● **Problem details**
Separate out the lines that hold "annual".

═════ Extracted entries ═════

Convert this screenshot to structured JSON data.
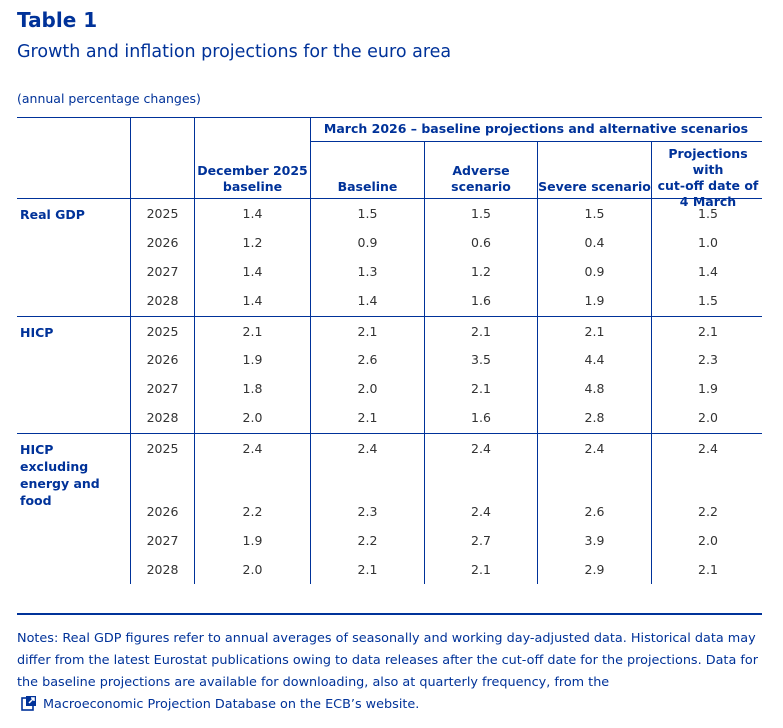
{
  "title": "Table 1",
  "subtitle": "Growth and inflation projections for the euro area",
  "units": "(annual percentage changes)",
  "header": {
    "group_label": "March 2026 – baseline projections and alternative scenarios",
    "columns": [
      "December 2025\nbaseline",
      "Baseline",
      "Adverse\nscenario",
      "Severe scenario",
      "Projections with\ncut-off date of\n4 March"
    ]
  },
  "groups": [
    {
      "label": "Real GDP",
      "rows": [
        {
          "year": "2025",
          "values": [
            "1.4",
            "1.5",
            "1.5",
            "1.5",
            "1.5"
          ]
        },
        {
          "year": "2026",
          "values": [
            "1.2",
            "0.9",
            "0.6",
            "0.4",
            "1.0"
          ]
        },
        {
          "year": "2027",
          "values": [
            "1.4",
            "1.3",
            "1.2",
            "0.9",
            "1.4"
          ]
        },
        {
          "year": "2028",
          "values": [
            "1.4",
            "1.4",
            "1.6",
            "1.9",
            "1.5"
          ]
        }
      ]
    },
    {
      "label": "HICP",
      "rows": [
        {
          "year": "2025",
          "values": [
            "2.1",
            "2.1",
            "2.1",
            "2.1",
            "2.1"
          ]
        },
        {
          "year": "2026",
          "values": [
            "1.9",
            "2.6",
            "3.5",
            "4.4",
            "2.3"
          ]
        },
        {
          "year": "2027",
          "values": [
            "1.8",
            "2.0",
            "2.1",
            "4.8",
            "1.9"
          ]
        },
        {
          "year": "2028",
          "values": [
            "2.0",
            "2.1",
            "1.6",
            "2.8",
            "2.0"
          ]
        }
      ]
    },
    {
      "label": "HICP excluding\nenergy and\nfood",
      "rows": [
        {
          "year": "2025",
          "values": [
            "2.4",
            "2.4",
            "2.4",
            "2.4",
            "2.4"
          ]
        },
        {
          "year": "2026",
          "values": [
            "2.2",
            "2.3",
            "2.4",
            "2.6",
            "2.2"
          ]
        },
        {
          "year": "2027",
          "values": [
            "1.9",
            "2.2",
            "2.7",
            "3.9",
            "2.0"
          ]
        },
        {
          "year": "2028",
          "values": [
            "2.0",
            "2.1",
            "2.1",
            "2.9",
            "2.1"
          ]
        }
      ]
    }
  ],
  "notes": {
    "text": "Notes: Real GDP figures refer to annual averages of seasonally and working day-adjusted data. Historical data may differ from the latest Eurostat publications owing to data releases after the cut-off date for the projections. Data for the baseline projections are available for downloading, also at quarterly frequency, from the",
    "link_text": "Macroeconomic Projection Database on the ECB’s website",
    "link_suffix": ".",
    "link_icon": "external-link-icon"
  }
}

═════
═════ Extracted entries ═════

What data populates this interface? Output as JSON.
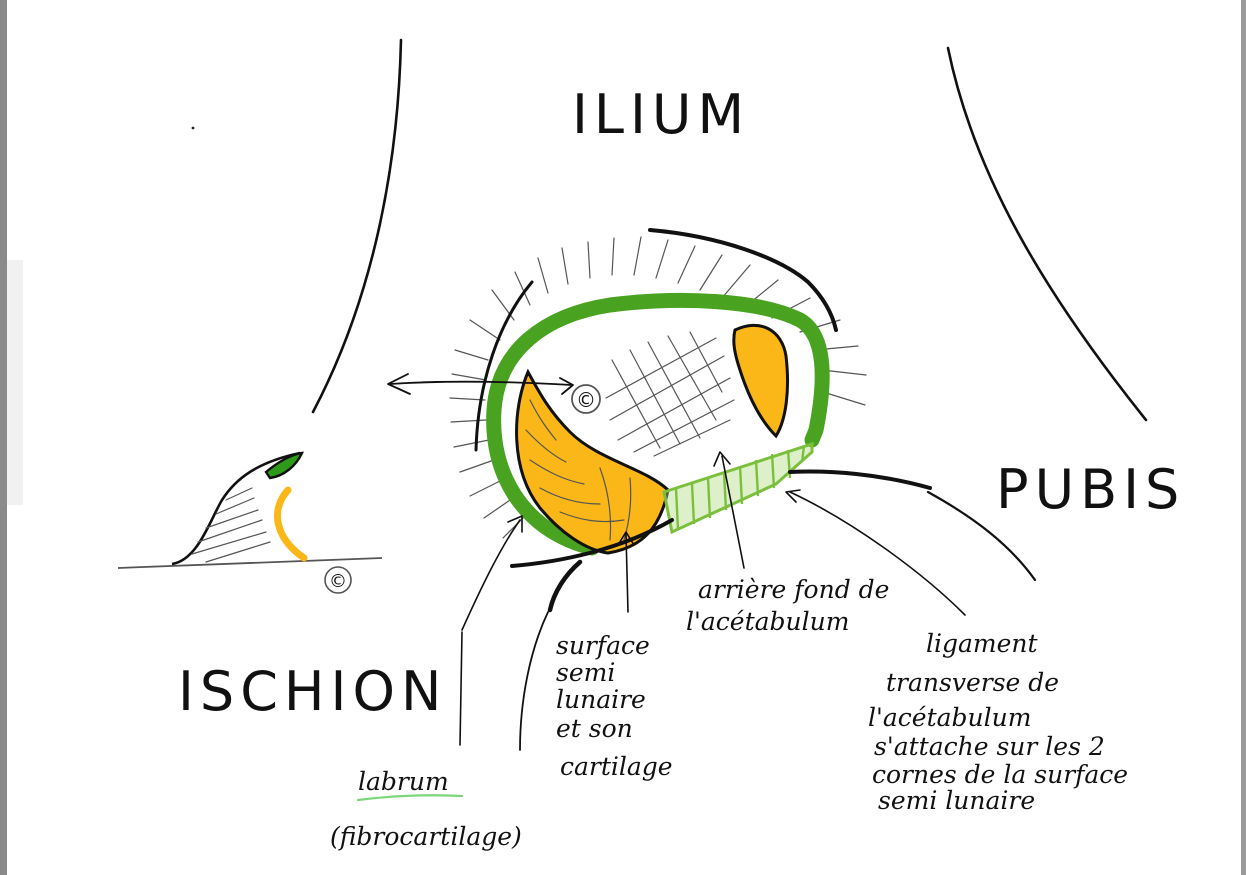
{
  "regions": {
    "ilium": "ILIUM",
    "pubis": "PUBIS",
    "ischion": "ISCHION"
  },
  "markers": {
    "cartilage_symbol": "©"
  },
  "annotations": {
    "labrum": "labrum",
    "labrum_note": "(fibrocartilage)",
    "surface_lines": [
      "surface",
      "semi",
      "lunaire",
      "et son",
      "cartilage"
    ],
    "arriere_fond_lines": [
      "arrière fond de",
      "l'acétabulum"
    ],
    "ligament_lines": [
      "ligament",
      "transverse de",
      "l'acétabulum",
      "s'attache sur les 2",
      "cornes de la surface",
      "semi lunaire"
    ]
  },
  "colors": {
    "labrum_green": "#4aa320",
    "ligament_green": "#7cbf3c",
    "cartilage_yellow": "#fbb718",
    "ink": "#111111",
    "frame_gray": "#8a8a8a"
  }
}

═════

● **Exercise response**
  "units": "(annual percentage changes)",
    "text": "Notes: Real GDP figures refer to annual averages of seasonally and working day-adjusted data. Historical data may differ from the latest Eurostat publications owing to data releases after the cut-off date for the projections. Data for the baseline projections are available for downloading, also at quarterly frequency, from the",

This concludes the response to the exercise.